(Provided data):
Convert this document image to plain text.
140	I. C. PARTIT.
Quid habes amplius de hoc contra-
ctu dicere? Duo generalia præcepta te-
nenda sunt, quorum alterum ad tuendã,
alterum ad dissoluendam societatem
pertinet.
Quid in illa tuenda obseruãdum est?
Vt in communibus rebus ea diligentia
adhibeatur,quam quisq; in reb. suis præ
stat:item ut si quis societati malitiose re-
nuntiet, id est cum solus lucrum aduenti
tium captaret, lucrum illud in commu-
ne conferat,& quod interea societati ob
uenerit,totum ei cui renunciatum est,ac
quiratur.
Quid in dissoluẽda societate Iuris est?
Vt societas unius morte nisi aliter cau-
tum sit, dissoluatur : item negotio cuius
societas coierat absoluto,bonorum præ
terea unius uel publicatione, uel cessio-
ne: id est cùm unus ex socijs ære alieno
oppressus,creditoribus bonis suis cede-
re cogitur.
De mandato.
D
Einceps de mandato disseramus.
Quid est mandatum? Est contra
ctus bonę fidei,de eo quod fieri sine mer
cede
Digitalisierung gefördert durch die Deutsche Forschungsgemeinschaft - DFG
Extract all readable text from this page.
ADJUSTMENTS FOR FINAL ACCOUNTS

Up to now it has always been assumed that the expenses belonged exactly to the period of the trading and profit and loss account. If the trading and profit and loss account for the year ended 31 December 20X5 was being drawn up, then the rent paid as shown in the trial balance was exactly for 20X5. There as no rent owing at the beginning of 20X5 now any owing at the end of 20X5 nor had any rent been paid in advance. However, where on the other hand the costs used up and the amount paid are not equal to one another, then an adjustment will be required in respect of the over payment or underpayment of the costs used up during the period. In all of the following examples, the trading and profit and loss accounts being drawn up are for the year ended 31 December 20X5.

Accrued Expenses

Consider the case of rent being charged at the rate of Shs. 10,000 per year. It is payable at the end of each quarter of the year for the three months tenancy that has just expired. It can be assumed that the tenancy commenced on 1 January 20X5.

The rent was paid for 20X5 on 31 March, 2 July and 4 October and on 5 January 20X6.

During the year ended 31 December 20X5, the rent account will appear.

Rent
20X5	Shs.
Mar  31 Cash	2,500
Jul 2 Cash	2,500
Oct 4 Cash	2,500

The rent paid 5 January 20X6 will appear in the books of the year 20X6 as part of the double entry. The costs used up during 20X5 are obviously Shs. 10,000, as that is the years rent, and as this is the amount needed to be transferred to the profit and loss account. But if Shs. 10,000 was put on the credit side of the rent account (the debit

(Problem requirements): Copy out each line of the records that holds the string "quod".

(Answer to the task):
ne conferat,& quod interea societati ob
ctus bonę fidei,de eo quod fieri sine mer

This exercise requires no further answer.